▶ Exercise details
Check each line of the records below and collect those that include the word "RMSE".

▶ Listing
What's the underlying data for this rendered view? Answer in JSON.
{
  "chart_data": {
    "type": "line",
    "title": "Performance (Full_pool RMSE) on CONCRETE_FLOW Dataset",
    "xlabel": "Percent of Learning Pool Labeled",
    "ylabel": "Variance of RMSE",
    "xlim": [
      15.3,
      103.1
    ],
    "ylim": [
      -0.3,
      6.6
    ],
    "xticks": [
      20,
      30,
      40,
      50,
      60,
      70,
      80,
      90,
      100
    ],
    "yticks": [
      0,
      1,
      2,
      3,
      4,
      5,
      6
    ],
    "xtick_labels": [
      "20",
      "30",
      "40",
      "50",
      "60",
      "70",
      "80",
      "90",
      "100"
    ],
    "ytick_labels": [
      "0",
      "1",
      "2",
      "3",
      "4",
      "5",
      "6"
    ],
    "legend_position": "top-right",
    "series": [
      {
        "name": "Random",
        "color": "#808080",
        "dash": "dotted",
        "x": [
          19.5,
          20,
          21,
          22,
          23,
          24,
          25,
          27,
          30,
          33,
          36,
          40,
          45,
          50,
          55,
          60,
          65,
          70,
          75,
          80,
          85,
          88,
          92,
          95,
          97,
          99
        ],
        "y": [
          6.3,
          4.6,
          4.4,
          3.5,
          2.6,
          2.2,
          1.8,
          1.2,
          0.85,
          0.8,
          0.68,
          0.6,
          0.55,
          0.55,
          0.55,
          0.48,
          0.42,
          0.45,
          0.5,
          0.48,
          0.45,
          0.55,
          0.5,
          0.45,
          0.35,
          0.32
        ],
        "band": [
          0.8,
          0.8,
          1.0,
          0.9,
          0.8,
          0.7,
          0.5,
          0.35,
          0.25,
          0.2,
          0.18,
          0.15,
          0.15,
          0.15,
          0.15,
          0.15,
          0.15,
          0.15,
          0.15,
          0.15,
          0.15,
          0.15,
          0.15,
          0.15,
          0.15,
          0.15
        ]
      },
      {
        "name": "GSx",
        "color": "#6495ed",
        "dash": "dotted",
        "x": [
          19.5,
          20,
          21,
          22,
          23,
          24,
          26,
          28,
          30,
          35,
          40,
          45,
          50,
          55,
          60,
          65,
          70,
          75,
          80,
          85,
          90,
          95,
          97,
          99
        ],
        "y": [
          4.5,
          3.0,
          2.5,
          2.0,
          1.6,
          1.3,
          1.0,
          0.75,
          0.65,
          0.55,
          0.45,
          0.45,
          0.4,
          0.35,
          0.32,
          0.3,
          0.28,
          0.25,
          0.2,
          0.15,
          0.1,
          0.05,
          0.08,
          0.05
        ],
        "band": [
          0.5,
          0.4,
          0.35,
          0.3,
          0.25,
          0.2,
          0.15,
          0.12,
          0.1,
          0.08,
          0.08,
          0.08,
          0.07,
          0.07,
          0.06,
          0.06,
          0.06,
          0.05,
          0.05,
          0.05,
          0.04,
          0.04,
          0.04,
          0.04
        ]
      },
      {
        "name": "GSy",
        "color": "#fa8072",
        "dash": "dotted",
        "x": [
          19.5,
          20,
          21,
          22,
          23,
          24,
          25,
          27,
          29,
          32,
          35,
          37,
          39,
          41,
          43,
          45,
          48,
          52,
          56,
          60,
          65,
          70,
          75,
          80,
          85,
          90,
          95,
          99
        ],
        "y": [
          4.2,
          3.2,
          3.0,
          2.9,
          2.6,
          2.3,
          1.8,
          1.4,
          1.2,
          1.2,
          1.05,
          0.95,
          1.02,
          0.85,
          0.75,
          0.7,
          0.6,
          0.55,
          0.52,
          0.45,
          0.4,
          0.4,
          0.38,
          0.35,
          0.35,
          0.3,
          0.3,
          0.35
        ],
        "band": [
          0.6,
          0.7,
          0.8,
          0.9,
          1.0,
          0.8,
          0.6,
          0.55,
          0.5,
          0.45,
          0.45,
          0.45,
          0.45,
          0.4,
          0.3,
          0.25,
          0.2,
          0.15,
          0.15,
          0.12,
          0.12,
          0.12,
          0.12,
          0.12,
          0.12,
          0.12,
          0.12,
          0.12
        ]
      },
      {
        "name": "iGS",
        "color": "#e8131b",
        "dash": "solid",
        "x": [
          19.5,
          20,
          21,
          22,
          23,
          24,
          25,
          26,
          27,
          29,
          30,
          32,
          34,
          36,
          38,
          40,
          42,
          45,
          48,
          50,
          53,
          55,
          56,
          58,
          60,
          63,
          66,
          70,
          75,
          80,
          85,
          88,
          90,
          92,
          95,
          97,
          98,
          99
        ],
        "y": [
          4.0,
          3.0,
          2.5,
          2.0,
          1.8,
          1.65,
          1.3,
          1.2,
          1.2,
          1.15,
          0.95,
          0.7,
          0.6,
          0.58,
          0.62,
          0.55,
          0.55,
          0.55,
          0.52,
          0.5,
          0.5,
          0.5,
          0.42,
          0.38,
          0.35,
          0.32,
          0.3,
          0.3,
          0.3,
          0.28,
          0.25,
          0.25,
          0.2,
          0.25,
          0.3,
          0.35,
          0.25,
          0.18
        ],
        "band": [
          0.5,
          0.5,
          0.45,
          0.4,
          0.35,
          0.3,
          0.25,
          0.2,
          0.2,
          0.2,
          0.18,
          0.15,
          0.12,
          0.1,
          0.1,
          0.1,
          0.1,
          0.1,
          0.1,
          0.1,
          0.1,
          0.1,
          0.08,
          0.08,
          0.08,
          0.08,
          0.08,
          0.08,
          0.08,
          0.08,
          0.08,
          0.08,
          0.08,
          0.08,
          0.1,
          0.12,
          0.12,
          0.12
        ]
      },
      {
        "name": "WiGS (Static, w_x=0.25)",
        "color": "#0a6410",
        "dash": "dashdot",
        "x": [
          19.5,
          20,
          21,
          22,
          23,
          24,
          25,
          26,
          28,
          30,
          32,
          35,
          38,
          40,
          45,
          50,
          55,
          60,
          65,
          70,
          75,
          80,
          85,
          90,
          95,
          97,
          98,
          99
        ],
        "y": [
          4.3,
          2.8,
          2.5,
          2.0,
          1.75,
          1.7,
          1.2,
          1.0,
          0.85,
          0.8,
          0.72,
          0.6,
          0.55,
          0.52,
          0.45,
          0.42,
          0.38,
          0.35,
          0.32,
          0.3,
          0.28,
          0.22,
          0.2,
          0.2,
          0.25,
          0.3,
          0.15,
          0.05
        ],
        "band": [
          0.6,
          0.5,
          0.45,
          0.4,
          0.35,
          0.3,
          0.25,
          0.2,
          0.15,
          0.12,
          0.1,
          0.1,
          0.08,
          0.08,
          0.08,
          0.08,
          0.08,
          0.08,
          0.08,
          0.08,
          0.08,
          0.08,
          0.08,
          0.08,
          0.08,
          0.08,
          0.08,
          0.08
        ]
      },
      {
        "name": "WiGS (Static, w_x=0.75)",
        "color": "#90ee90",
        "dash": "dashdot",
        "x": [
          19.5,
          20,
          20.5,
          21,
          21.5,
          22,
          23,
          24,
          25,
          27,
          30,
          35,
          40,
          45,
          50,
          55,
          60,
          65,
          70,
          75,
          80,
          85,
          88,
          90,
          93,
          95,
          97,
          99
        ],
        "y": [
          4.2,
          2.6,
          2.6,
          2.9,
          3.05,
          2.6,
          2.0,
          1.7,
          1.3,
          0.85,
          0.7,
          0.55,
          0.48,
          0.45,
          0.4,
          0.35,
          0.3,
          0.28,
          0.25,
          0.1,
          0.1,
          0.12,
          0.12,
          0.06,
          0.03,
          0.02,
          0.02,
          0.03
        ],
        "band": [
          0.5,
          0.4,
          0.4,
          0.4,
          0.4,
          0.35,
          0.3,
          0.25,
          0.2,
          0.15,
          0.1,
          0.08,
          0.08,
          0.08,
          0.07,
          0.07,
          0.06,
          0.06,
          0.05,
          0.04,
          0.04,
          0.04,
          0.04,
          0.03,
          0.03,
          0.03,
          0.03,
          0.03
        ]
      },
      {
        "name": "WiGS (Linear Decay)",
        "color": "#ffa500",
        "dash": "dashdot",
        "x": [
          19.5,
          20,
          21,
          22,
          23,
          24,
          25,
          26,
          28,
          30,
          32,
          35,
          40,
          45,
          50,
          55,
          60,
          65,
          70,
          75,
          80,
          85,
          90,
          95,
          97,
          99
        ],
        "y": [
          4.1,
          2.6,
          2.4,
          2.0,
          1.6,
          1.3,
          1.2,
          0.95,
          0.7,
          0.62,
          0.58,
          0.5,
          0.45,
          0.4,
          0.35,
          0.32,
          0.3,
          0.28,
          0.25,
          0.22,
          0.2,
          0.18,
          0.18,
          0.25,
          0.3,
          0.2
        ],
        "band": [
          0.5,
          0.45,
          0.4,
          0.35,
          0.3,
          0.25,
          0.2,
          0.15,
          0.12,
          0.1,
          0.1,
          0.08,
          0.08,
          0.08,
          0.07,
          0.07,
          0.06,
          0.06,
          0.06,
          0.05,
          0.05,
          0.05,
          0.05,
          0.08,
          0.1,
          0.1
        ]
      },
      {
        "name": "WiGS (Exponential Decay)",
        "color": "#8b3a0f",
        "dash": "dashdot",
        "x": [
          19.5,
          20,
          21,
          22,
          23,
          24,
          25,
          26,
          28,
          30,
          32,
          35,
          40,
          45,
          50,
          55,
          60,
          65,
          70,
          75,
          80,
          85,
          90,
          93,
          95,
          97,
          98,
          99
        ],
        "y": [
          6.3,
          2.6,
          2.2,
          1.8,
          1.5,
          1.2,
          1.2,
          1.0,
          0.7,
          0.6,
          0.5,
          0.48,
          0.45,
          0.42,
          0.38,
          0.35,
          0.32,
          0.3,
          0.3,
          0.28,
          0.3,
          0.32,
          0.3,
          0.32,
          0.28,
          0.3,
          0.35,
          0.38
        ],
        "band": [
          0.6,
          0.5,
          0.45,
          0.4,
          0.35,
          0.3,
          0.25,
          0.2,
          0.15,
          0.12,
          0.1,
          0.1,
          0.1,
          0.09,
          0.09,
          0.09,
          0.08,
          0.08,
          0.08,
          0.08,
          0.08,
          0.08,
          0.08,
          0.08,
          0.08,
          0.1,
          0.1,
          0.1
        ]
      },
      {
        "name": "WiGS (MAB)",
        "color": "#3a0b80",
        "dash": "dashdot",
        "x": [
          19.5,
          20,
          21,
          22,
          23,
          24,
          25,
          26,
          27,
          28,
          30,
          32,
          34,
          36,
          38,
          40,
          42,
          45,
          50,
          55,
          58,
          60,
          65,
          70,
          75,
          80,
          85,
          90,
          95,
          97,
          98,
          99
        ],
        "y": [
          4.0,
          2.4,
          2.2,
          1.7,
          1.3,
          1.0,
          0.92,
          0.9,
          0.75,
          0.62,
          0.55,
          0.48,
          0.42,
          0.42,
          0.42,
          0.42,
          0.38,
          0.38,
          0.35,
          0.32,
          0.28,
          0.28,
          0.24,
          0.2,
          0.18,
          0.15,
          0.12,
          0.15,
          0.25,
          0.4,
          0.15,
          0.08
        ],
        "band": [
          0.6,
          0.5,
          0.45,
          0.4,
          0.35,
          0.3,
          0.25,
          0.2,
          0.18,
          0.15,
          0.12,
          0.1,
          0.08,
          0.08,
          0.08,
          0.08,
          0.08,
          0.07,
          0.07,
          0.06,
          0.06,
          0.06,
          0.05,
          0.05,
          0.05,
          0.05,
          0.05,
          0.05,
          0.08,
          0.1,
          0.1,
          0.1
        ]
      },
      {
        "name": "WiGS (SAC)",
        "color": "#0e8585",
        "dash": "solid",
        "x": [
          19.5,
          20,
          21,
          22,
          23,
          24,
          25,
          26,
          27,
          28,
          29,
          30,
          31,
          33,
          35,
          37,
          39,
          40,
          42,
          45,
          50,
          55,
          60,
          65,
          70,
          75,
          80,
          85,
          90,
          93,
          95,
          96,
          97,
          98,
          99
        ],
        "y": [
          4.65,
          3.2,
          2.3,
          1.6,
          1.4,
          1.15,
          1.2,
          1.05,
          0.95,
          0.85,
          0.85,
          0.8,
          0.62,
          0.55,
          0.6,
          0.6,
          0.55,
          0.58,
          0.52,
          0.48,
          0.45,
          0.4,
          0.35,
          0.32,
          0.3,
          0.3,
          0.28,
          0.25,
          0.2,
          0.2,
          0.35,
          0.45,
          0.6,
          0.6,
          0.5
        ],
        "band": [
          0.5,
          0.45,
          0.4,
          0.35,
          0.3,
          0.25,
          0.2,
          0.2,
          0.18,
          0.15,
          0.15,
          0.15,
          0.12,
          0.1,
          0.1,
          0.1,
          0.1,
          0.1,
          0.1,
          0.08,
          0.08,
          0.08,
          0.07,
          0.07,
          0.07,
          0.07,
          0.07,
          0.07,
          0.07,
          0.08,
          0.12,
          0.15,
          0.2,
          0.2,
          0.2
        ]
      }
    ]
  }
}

▶ Solution to the exercise
    "title": "Performance (Full_pool RMSE) on CONCRETE_FLOW Dataset",
    "ylabel": "Variance of RMSE",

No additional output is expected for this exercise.